RECORDS TO USE
[start]

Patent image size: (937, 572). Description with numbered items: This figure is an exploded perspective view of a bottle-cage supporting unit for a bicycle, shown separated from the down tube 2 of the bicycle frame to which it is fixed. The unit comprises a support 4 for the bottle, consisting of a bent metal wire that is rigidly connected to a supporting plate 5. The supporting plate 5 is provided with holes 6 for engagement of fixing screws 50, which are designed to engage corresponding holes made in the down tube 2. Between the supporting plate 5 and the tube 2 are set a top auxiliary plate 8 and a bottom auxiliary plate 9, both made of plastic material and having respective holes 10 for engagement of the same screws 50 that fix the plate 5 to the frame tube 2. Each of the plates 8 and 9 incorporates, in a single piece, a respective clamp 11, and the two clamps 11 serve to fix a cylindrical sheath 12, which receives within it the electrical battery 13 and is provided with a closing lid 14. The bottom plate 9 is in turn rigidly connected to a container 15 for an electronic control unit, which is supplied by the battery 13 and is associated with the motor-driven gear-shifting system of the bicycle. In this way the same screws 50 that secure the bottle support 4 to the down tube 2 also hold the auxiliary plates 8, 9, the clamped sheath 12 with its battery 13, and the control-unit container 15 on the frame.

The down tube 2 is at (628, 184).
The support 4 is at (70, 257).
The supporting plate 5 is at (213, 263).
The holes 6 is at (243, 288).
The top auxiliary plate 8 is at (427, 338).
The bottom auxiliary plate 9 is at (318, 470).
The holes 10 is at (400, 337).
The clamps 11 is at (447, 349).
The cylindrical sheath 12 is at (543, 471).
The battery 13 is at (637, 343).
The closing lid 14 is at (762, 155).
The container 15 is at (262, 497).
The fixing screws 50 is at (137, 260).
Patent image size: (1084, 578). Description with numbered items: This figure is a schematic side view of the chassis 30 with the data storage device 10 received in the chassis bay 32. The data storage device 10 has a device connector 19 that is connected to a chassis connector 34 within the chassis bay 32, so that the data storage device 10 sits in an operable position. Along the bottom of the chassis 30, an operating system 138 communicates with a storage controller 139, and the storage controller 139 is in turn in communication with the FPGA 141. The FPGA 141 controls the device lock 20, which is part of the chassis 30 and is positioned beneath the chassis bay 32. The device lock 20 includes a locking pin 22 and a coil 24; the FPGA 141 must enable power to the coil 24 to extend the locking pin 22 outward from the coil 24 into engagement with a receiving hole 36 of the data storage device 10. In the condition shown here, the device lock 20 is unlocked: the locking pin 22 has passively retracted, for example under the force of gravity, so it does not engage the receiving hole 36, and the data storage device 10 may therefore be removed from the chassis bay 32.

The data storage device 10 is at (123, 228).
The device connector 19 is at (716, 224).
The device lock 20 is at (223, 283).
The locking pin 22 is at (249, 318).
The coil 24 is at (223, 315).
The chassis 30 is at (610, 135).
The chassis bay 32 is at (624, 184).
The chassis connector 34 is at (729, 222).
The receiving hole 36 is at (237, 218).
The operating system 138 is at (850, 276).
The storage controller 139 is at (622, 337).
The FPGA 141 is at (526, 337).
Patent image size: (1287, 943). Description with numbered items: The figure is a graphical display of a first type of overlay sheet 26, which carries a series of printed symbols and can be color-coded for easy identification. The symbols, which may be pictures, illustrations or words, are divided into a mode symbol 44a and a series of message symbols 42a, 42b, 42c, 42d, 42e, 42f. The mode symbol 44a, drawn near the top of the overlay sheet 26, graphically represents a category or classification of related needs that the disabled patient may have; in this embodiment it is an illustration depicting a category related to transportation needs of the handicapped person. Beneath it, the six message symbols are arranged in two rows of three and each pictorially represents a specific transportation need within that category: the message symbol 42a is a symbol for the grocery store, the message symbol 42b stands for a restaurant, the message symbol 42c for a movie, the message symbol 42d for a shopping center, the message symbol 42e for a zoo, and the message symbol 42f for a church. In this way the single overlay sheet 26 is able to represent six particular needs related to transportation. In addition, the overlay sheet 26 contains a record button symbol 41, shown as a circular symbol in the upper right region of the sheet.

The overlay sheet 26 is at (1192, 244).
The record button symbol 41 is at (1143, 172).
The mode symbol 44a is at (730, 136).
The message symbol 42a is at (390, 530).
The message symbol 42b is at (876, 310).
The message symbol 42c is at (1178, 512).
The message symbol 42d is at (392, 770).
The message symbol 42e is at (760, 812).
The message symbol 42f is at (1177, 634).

[end]

EXERCISE PROMPT
Swap "bottle-cage" for "bottle-holder" in everything from the first of the lines down to the line containing "The fixing screws 50 is at (137, 260).", and give those lines again with nothing else changed.

THE RESULT
Patent image size: (937, 572). Description with numbered items: This figure is an exploded perspective view of a bottle-holder supporting unit for a bicycle, shown separated from the down tube 2 of the bicycle frame to which it is fixed. The unit comprises a support 4 for the bottle, consisting of a bent metal wire that is rigidly connected to a supporting plate 5. The supporting plate 5 is provided with holes 6 for engagement of fixing screws 50, which are designed to engage corresponding holes made in the down tube 2. Between the supporting plate 5 and the tube 2 are set a top auxiliary plate 8 and a bottom auxiliary plate 9, both made of plastic material and having respective holes 10 for engagement of the same screws 50 that fix the plate 5 to the frame tube 2. Each of the plates 8 and 9 incorporates, in a single piece, a respective clamp 11, and the two clamps 11 serve to fix a cylindrical sheath 12, which receives within it the electrical battery 13 and is provided with a closing lid 14. The bottom plate 9 is in turn rigidly connected to a container 15 for an electronic control unit, which is supplied by the battery 13 and is associated with the motor-driven gear-shifting system of the bicycle. In this way the same screws 50 that secure the bottle support 4 to the down tube 2 also hold the auxiliary plates 8, 9, the clamped sheath 12 with its battery 13, and the control-unit container 15 on the frame.

The down tube 2 is at (628, 184).
The support 4 is at (70, 257).
The supporting plate 5 is at (213, 263).
The holes 6 is at (243, 288).
The top auxiliary plate 8 is at (427, 338).
The bottom auxiliary plate 9 is at (318, 470).
The holes 10 is at (400, 337).
The clamps 11 is at (447, 349).
The cylindrical sheath 12 is at (543, 471).
The battery 13 is at (637, 343).
The closing lid 14 is at (762, 155).
The container 15 is at (262, 497).
The fixing screws 50 is at (137, 260).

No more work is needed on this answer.